Entries from a dataset
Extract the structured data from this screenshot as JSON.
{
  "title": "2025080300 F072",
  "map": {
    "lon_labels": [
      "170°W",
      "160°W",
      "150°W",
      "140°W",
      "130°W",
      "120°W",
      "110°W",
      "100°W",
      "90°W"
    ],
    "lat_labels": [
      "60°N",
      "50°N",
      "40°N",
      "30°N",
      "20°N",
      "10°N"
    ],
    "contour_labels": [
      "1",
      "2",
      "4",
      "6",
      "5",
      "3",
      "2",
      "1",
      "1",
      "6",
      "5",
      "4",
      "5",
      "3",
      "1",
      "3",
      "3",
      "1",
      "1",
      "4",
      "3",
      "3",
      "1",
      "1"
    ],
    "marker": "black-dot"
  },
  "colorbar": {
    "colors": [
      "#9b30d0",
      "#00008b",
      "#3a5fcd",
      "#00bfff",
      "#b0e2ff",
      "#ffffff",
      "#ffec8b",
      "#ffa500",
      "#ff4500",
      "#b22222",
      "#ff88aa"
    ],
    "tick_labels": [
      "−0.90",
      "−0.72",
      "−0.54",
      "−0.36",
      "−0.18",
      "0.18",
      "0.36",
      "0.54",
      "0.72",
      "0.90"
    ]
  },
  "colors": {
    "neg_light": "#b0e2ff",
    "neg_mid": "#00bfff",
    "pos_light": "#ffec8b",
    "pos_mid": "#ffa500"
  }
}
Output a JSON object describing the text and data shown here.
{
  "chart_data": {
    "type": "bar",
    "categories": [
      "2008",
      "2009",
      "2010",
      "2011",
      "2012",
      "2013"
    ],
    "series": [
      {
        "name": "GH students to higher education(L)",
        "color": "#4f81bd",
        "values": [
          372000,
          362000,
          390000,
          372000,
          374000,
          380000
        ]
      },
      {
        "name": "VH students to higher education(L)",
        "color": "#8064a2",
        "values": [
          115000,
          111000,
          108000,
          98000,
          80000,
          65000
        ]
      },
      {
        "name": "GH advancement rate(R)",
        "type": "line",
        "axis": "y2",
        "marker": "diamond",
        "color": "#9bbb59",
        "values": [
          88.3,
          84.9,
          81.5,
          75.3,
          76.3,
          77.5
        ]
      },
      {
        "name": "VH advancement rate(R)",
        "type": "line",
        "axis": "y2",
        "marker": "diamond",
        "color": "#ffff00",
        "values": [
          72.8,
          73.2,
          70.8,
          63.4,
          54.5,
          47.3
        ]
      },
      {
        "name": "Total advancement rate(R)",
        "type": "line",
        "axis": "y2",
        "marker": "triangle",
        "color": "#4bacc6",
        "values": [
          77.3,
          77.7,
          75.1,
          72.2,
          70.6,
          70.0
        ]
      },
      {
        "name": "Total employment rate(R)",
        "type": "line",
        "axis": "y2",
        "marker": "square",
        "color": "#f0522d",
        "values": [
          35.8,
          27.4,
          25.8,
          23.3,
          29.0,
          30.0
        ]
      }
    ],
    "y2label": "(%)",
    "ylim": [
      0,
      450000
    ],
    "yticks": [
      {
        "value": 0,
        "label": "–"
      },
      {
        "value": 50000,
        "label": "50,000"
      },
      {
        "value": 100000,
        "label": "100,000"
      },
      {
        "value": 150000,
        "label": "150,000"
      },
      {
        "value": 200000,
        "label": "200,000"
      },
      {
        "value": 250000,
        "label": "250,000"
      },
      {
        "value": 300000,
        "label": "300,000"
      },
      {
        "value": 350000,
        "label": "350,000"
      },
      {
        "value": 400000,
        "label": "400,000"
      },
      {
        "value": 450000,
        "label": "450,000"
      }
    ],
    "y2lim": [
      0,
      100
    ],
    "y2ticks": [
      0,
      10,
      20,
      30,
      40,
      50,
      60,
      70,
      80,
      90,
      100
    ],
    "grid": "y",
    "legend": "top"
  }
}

- [What you are asked to do]:
Transcribe every entry word for word.

- [Full output]:
Extract the structured data from this screenshot as JSON.
{
  "title": "2025080300 F072",
  "map": {
    "lon_labels": [
      "170°W",
      "160°W",
      "150°W",
      "140°W",
      "130°W",
      "120°W",
      "110°W",
      "100°W",
      "90°W"
    ],
    "lat_labels": [
      "60°N",
      "50°N",
      "40°N",
      "30°N",
      "20°N",
      "10°N"
    ],
    "contour_labels": [
      "1",
      "2",
      "4",
      "6",
      "5",
      "3",
      "2",
      "1",
      "1",
      "6",
      "5",
      "4",
      "5",
      "3",
      "1",
      "3",
      "3",
      "1",
      "1",
      "4",
      "3",
      "3",
      "1",
      "1"
    ],
    "marker": "black-dot"
  },
  "colorbar": {
    "colors": [
      "#9b30d0",
      "#00008b",
      "#3a5fcd",
      "#00bfff",
      "#b0e2ff",
      "#ffffff",
      "#ffec8b",
      "#ffa500",
      "#ff4500",
      "#b22222",
      "#ff88aa"
    ],
    "tick_labels": [
      "−0.90",
      "−0.72",
      "−0.54",
      "−0.36",
      "−0.18",
      "0.18",
      "0.36",
      "0.54",
      "0.72",
      "0.90"
    ]
  },
  "colors": {
    "neg_light": "#b0e2ff",
    "neg_mid": "#00bfff",
    "pos_light": "#ffec8b",
    "pos_mid": "#ffa500"
  }
}
Output a JSON object describing the text and data shown here.
{
  "chart_data": {
    "type": "bar",
    "categories": [
      "2008",
      "2009",
      "2010",
      "2011",
      "2012",
      "2013"
    ],
    "series": [
      {
        "name": "GH students to higher education(L)",
        "color": "#4f81bd",
        "values": [
          372000,
          362000,
          390000,
          372000,
          374000,
          380000
        ]
      },
      {
        "name": "VH students to higher education(L)",
        "color": "#8064a2",
        "values": [
          115000,
          111000,
          108000,
          98000,
          80000,
          65000
        ]
      },
      {
        "name": "GH advancement rate(R)",
        "type": "line",
        "axis": "y2",
        "marker": "diamond",
        "color": "#9bbb59",
        "values": [
          88.3,
          84.9,
          81.5,
          75.3,
          76.3,
          77.5
        ]
      },
      {
        "name": "VH advancement rate(R)",
        "type": "line",
        "axis": "y2",
        "marker": "diamond",
        "color": "#ffff00",
        "values": [
          72.8,
          73.2,
          70.8,
          63.4,
          54.5,
          47.3
        ]
      },
      {
        "name": "Total advancement rate(R)",
        "type": "line",
        "axis": "y2",
        "marker": "triangle",
        "color": "#4bacc6",
        "values": [
          77.3,
          77.7,
          75.1,
          72.2,
          70.6,
          70.0
        ]
      },
      {
        "name": "Total employment rate(R)",
        "type": "line",
        "axis": "y2",
        "marker": "square",
        "color": "#f0522d",
        "values": [
          35.8,
          27.4,
          25.8,
          23.3,
          29.0,
          30.0
        ]
      }
    ],
    "y2label": "(%)",
    "ylim": [
      0,
      450000
    ],
    "yticks": [
      {
        "value": 0,
        "label": "–"
      },
      {
        "value": 50000,
        "label": "50,000"
      },
      {
        "value": 100000,
        "label": "100,000"
      },
      {
        "value": 150000,
        "label": "150,000"
      },
      {
        "value": 200000,
        "label": "200,000"
      },
      {
        "value": 250000,
        "label": "250,000"
      },
      {
        "value": 300000,
        "label": "300,000"
      },
      {
        "value": 350000,
        "label": "350,000"
      },
      {
        "value": 400000,
        "label": "400,000"
      },
      {
        "value": 450000,
        "label": "450,000"
      }
    ],
    "y2lim": [
      0,
      100
    ],
    "y2ticks": [
      0,
      10,
      20,
      30,
      40,
      50,
      60,
      70,
      80,
      90,
      100
    ],
    "grid": "y",
    "legend": "top"
  }
}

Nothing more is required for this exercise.